::: Records provided

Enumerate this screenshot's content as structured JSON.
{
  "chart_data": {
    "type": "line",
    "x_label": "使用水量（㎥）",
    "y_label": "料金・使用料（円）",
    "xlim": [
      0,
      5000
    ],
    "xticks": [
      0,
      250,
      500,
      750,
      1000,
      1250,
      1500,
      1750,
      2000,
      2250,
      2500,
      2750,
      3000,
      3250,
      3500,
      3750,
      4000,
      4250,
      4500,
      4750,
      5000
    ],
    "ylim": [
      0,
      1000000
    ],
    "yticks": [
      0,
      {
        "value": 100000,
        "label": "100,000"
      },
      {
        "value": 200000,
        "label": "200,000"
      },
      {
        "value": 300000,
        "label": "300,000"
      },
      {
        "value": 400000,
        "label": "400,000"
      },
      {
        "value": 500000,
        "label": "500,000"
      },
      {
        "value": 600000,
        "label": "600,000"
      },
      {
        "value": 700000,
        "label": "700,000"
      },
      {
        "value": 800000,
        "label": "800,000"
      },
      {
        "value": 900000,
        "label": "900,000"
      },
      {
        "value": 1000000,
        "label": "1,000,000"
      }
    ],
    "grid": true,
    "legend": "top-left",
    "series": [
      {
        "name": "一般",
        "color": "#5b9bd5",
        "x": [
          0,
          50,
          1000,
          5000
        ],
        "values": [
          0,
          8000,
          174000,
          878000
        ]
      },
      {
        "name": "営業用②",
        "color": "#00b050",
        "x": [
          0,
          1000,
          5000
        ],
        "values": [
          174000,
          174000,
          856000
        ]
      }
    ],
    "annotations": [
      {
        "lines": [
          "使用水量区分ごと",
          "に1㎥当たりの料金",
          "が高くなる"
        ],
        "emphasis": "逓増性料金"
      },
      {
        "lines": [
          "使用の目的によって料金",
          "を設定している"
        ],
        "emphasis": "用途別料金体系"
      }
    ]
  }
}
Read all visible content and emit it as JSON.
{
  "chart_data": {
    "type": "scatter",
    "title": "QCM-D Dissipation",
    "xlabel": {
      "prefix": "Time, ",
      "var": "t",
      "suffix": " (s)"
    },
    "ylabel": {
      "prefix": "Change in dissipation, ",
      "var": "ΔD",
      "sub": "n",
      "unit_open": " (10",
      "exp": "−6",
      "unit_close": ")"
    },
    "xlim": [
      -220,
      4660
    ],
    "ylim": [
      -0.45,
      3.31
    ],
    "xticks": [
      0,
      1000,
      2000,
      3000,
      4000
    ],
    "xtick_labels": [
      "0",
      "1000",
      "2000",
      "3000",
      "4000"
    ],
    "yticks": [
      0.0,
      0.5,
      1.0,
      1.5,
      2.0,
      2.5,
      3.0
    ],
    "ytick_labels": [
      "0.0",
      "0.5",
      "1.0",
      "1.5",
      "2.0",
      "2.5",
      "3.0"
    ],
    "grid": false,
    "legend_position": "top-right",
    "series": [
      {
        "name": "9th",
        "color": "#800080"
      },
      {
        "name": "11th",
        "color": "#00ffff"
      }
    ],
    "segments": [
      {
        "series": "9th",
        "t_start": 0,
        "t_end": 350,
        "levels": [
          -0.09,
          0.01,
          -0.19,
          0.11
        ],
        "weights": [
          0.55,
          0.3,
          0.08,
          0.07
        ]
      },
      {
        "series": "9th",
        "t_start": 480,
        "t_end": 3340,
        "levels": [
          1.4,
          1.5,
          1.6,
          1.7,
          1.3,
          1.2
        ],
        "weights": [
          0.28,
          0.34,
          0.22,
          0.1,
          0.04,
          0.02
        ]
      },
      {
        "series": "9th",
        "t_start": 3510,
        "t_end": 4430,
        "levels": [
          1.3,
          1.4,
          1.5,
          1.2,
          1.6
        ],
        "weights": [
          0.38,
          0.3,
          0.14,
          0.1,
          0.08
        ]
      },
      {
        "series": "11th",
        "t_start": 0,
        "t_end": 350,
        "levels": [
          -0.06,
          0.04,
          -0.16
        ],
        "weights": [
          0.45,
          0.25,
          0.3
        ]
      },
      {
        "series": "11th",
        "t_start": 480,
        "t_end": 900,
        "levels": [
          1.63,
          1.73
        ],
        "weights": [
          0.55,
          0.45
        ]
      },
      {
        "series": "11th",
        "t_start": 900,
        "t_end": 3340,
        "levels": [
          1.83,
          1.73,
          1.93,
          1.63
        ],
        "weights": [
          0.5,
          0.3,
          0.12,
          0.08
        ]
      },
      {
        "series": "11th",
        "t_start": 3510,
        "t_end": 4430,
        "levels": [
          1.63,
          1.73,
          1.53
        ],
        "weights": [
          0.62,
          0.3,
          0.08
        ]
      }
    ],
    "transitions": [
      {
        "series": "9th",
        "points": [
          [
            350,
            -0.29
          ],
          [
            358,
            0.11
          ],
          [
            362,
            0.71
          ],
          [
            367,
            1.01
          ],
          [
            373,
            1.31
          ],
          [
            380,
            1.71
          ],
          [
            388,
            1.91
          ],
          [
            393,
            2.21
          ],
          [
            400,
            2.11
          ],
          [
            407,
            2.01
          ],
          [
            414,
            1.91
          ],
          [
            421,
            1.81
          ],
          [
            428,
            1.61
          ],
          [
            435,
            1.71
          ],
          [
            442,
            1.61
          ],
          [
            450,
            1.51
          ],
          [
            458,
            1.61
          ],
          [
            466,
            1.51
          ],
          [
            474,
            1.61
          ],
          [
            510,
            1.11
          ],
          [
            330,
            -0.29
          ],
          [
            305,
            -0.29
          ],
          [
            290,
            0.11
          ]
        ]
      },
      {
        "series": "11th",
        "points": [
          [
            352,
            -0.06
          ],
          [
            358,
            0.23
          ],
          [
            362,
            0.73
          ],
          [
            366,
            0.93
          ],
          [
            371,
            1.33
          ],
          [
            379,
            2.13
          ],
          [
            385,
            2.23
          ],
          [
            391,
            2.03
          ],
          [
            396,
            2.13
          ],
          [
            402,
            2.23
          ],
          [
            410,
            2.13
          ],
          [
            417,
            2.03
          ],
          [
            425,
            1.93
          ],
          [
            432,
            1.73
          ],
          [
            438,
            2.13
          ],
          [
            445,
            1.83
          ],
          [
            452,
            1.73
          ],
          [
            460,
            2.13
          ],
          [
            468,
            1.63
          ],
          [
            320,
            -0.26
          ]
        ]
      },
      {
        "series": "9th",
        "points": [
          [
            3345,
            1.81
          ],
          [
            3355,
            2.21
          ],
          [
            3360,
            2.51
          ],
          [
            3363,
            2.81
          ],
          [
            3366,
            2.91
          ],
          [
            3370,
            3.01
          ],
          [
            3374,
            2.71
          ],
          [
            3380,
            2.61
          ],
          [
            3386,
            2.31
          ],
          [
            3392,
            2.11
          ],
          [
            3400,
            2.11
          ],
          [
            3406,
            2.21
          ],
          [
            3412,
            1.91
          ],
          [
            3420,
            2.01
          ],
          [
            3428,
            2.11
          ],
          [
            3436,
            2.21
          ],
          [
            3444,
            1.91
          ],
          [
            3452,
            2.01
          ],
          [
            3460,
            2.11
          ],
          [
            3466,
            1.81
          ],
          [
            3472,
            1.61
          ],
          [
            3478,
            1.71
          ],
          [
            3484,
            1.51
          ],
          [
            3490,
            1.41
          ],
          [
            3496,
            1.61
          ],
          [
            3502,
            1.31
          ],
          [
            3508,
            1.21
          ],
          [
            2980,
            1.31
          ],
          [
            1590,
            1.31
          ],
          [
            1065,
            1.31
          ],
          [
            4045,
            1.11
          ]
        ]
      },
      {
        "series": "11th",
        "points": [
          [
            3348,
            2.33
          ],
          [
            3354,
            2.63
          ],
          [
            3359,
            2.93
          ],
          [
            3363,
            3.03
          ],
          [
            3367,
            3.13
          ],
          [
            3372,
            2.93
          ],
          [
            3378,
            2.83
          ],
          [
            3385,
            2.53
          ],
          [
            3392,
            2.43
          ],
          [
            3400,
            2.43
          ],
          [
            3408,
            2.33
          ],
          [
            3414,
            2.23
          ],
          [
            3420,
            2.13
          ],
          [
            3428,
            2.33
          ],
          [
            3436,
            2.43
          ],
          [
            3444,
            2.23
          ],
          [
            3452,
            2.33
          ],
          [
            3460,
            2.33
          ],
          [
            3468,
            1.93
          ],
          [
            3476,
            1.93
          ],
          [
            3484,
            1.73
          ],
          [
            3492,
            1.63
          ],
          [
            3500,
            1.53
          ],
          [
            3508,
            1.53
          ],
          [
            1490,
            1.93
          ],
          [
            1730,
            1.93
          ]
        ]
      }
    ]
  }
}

::::::

- What is expected -
Answer with one number: how many lines in the listing hold "prefix".

- Answer for the task -
2